Short task >> Wherever the string "Carrie" occurs in a line of these records, report that line.
---- Supplied records
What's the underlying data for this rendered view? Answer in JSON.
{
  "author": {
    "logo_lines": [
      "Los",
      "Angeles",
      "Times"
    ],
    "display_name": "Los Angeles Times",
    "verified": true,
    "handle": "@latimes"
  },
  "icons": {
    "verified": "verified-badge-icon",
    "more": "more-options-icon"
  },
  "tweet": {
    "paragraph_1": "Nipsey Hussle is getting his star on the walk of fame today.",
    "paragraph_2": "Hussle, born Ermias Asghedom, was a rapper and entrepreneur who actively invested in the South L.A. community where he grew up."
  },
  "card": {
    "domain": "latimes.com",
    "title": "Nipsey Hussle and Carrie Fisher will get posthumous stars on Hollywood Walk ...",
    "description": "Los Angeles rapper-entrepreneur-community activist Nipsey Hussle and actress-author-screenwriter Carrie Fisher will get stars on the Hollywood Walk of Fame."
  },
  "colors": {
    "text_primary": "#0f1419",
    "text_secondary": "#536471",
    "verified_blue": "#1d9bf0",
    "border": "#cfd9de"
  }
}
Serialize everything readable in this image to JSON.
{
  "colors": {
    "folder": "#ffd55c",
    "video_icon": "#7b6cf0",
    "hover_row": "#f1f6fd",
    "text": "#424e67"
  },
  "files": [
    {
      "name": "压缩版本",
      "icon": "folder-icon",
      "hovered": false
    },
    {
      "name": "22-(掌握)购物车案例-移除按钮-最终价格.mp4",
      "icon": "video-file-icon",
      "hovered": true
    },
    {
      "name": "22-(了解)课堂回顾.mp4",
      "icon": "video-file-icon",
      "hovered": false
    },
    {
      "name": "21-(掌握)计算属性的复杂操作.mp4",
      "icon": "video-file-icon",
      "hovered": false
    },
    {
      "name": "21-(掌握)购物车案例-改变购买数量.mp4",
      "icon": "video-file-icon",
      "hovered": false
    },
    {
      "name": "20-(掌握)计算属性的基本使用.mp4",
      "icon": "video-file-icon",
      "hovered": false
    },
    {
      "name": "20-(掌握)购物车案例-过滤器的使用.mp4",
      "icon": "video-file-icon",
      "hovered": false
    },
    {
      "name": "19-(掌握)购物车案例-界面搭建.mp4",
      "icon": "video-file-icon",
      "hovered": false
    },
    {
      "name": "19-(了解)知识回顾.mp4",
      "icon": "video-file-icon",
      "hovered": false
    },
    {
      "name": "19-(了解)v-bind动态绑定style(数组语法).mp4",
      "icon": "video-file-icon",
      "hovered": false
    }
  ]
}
--------
Finished answer >>
    "title": "Nipsey Hussle and Carrie Fisher will get posthumous stars on Hollywood Walk ...",
    "description": "Los Angeles rapper-entrepreneur-community activist Nipsey Hussle and actress-author-screenwriter Carrie Fisher will get stars on the Hollywood Walk of Fame."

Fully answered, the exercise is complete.